> _THE EXERCISE_: Every line that contains the word "tkazuvchanligi" should be copied.

> _MATERIALS PROVIDED_:
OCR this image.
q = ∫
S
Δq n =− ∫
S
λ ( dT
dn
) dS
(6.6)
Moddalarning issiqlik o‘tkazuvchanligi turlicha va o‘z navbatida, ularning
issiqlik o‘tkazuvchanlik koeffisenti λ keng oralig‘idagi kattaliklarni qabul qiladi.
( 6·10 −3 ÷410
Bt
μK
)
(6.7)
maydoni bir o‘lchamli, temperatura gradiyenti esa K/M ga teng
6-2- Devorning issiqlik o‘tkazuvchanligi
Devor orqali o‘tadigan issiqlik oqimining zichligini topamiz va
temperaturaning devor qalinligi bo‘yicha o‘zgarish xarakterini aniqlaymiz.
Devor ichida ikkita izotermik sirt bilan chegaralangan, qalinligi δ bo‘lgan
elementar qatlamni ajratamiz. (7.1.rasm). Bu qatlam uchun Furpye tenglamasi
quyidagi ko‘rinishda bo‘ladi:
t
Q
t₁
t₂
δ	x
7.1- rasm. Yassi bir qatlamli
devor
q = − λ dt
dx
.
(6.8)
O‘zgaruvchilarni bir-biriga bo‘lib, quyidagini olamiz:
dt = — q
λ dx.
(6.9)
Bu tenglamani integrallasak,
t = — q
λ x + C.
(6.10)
==
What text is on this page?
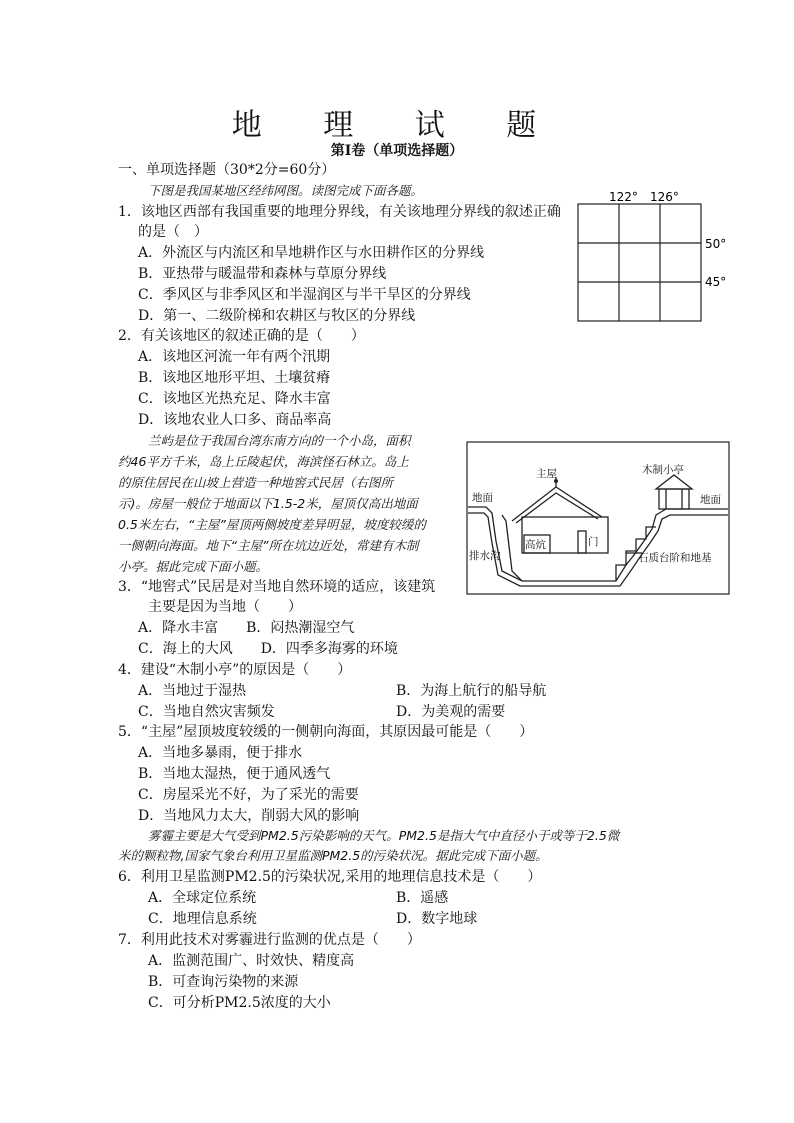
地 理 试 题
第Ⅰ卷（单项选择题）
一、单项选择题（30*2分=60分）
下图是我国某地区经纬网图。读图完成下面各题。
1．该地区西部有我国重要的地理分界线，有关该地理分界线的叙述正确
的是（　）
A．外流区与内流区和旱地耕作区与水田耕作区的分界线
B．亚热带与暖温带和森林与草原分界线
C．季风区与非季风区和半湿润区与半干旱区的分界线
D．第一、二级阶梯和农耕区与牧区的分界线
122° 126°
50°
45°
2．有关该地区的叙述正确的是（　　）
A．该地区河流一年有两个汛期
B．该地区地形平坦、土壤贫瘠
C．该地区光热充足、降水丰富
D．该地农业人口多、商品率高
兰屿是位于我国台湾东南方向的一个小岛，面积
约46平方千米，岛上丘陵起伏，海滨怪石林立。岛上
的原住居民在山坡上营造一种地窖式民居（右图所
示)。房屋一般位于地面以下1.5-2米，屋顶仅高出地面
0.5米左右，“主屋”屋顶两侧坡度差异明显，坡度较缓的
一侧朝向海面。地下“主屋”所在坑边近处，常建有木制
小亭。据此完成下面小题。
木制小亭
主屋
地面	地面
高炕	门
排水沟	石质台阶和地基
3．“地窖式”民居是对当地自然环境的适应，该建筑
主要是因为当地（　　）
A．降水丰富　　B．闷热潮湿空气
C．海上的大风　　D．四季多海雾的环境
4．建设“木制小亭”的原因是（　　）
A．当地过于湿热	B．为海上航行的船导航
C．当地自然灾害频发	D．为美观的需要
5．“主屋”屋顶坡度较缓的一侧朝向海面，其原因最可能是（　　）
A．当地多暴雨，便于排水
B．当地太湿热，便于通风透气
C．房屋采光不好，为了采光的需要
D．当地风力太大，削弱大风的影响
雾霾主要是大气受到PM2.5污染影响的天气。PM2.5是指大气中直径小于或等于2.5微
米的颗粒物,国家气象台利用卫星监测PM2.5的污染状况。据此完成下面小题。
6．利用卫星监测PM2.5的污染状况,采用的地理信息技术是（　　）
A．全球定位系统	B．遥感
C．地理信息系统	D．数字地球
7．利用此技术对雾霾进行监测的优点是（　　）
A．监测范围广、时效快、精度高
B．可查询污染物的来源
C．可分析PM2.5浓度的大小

> _IN RESPONSE_:
Moddalarning issiqlik o‘tkazuvchanligi turlicha va o‘z navbatida, ularning
6-2- Devorning issiqlik o‘tkazuvchanligi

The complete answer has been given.